Exploring the role of boundaries and limits in the writing of James Joyce
Beating the Bounds examines the role of boundaries and limits in James Joyce’s later works, primarily Finnegans Wake but also Ulyssesand other texts. Building on the ideas of philosophers Friedrich Nietzsche, Giordano Bruno, and scholar Fritz Senn, Roy Benjamin explains and reconciles Joyce’s contrary tendencies to establish and transgress limits.
Benjamin begins by contrasting Joyce’s exploration of the artificial impositions of ritual and political power with the writer’s attention to natural boundaries of rivers and mountains. The next section considers sexual, spiritual, and interpersonal boundaries in the Wake. Benjamin then discusses how Joyce simultaneously affirms and undermines the limits of philosophy, geometry, and aesthetics. The final section covers Joyce’s representation of the boundaries imposed in cosmogonic myths, the collision between the bounded medieval world and the boundless world of modern science, and the drive to escape from the boundaries of place.

============================================================

TASKS TO COMPLETE>
1. Decide whether each statement below agrees with the book description on Joyce and boundaries. Answer yes or no for each, and quote the words from the description that decide it. (a) The book's main focus is Ulysses. (b) The final section covers the clash between the bounded medieval world and the boundless world of modern science. (c) Benjamin builds on the ideas of Friedrich Nietzsche.
2. Extend the book description on Joyce and boundaries, picking up after its last sentence.

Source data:
============================================================

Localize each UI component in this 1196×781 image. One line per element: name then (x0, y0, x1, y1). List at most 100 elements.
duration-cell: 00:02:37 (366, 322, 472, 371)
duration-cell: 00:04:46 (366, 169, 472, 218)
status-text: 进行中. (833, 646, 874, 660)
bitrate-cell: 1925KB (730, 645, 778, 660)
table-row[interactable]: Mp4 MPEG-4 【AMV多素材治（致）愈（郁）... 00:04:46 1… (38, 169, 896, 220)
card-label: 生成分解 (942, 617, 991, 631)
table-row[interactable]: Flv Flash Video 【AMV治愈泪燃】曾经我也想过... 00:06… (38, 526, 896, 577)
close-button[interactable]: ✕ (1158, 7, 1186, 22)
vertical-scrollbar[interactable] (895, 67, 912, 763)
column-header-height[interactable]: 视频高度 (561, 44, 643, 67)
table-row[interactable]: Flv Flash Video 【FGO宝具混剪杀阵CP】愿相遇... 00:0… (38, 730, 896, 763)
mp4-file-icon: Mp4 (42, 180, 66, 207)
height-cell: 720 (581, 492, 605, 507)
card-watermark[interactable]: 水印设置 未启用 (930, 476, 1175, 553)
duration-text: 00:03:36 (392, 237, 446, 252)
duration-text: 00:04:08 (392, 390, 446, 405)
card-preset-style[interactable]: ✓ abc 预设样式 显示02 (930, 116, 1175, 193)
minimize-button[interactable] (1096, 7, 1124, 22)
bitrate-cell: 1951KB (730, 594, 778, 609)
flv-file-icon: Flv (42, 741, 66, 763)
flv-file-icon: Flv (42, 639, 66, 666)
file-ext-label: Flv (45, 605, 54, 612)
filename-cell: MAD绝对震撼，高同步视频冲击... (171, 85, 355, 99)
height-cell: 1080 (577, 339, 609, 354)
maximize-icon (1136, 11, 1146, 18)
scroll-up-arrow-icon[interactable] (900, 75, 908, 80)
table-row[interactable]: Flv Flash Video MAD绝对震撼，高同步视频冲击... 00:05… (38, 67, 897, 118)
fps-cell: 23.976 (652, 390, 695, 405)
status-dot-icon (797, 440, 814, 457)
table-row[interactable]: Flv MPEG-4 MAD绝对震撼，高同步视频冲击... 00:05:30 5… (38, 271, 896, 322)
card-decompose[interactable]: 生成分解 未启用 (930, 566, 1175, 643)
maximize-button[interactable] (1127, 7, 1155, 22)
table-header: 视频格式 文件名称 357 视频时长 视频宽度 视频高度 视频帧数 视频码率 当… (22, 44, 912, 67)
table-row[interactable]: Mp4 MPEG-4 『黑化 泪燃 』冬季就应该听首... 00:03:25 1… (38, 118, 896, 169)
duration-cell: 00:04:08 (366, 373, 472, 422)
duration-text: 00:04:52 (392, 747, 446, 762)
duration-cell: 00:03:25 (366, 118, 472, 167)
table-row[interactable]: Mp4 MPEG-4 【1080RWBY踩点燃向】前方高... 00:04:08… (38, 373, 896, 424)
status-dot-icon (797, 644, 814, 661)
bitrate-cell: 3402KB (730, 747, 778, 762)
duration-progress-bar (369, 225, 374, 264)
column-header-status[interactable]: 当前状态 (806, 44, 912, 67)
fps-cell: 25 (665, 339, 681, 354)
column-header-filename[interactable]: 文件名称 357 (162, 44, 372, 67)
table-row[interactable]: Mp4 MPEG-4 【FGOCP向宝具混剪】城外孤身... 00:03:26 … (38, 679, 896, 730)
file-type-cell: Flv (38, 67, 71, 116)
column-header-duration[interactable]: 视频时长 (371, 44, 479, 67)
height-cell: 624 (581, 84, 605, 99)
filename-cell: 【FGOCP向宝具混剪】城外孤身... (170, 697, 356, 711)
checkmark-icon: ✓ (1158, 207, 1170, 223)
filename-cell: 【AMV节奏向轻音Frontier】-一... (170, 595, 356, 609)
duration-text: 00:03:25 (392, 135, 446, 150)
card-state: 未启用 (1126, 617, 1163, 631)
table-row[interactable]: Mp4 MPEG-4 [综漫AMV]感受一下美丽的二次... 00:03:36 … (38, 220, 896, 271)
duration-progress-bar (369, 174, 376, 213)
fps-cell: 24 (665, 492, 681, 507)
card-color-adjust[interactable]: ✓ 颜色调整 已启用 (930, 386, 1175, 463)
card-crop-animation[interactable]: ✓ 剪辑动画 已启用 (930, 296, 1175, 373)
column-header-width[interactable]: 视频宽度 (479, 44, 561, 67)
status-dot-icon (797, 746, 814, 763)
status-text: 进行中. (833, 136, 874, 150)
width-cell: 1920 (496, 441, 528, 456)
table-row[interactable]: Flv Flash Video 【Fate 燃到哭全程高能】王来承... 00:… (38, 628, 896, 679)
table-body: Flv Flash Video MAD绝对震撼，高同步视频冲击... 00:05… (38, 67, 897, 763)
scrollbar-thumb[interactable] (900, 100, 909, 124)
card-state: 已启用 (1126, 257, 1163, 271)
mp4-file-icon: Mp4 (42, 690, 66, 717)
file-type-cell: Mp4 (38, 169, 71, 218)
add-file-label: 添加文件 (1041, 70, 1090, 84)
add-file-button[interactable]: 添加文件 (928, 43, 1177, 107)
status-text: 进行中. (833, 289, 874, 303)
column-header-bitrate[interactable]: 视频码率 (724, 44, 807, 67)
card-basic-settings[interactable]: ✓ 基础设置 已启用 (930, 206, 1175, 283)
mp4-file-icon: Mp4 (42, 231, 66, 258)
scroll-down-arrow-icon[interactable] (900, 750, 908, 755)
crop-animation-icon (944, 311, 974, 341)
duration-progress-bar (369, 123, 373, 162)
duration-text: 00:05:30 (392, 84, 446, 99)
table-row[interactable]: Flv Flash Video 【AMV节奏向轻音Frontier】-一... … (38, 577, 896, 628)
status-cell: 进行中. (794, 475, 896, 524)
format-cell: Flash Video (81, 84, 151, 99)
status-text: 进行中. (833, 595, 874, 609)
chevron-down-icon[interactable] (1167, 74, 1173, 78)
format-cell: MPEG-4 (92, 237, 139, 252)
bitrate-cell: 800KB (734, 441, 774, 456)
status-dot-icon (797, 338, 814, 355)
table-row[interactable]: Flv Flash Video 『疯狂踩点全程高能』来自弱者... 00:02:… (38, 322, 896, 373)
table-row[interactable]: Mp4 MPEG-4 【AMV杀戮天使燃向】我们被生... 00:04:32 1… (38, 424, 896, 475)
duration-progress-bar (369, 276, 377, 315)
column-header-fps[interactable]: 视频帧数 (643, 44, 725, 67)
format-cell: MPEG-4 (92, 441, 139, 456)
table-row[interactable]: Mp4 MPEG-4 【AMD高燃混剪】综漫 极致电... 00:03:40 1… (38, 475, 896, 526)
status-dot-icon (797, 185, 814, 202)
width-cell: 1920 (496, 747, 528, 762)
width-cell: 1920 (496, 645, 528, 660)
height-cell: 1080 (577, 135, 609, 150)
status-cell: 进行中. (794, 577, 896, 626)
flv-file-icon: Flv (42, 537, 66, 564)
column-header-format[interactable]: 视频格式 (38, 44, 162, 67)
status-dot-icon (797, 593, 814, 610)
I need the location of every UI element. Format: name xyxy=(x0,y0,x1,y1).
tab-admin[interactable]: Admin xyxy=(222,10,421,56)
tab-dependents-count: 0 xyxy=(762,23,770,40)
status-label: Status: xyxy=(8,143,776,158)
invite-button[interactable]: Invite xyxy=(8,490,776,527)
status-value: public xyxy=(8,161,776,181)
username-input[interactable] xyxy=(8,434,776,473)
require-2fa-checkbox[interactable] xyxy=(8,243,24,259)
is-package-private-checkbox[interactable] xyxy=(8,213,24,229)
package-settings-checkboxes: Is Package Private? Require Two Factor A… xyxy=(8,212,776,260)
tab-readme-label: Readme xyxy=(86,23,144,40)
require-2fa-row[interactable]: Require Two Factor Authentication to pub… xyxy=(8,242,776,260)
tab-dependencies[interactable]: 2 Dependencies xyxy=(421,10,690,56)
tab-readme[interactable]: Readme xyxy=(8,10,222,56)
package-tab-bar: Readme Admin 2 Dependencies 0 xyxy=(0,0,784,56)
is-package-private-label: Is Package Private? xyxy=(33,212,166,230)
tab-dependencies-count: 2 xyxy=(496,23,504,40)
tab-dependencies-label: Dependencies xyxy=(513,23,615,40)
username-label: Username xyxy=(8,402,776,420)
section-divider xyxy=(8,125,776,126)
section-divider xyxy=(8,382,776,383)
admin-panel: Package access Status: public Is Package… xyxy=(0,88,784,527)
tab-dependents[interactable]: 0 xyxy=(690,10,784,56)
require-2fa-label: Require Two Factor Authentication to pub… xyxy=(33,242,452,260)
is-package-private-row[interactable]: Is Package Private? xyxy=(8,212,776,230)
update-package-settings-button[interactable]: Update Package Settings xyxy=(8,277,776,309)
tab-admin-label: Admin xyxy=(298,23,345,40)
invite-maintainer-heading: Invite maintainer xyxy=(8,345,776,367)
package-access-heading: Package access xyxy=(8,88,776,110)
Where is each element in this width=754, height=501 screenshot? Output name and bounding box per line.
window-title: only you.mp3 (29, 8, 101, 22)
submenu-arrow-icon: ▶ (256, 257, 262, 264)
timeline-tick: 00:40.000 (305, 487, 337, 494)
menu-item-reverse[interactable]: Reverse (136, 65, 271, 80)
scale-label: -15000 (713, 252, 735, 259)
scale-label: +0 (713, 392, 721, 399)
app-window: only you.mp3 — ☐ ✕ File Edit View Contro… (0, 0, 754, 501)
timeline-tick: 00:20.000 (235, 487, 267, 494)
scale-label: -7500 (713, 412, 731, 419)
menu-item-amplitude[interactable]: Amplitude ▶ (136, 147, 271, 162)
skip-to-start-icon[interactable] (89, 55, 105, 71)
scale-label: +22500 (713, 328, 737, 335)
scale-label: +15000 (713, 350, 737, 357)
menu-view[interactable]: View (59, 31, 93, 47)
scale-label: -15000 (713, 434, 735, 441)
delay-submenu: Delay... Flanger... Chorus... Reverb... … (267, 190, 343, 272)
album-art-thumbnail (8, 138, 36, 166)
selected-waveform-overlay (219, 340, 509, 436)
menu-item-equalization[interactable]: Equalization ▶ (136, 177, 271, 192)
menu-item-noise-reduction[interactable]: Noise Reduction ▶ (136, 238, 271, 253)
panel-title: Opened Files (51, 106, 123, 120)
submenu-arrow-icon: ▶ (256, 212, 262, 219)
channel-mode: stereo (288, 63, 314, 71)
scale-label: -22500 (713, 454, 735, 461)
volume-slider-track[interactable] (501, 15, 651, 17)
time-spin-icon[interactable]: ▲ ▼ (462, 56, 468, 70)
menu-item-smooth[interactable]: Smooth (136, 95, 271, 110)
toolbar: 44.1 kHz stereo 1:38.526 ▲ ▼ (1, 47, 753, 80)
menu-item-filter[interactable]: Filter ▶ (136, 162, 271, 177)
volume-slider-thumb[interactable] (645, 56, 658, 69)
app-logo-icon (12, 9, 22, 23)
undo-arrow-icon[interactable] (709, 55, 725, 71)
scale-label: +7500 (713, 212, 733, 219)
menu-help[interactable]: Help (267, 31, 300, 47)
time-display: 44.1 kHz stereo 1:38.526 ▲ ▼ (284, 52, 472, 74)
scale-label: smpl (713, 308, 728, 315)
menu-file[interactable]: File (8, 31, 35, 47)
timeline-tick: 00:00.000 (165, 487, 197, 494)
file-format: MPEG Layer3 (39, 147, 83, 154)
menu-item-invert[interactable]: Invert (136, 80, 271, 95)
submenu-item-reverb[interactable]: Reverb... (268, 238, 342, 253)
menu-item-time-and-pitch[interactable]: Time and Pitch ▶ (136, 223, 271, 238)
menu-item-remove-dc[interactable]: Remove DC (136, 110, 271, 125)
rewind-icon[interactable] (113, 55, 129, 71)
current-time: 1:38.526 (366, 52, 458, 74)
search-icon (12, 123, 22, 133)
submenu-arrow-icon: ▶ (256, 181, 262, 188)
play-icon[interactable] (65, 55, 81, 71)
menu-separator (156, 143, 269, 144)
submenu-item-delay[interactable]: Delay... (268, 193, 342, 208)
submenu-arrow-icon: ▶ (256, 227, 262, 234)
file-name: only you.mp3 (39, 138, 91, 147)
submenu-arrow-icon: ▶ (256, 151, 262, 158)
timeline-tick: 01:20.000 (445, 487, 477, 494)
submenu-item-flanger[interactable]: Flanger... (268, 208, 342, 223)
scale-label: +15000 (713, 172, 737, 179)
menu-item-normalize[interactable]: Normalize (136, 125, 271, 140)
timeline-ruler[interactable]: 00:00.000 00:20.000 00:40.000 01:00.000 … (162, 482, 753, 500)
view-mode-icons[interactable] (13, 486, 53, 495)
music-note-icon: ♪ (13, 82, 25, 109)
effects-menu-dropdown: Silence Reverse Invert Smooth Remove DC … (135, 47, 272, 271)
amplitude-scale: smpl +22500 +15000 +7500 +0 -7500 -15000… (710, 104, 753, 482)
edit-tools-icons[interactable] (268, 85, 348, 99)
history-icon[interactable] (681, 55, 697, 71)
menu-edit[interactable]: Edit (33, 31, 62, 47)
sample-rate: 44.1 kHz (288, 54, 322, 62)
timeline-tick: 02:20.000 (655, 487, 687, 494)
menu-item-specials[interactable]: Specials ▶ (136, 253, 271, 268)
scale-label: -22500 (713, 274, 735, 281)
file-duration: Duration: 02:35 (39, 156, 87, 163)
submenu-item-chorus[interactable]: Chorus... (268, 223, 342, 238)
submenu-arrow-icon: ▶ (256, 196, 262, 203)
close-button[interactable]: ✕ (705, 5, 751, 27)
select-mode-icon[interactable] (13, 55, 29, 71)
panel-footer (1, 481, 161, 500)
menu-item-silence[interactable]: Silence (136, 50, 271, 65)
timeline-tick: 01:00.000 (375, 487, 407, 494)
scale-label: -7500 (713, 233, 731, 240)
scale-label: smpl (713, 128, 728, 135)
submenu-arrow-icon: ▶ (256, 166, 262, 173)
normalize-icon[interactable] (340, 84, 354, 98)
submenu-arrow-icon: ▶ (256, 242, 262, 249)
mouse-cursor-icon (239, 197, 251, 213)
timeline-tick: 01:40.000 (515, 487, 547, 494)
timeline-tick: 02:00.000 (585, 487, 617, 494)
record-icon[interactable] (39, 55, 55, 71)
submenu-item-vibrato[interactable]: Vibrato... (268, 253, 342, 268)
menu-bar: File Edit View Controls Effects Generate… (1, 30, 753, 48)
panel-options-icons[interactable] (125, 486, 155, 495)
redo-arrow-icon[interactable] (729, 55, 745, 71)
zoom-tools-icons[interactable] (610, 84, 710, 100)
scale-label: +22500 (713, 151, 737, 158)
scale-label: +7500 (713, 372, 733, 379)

============================================================

YOUR WRITTEN ANSWERS>
1.
(a) No: "primarily Finnegans Wake"
(b) Yes: "the collision between the bounded medieval world and the boundless world of modern science"
(c) Yes: "Building on the ideas of philosophers Friedrich Nietzsche"

2.
In this detailed and original analysis, Benjamin demonstrates that in Joyce’s writing, the tendency to disintegrate into chaos is countered by an urge to impose order. Benjamin’s close readings put an abundance of subjects in conversation through the concept of limits, showing the Wake’s relevance to many different fields of thought.
A volume in the Florida James Joyce Series, edited by Sebastian D. G. Knowles.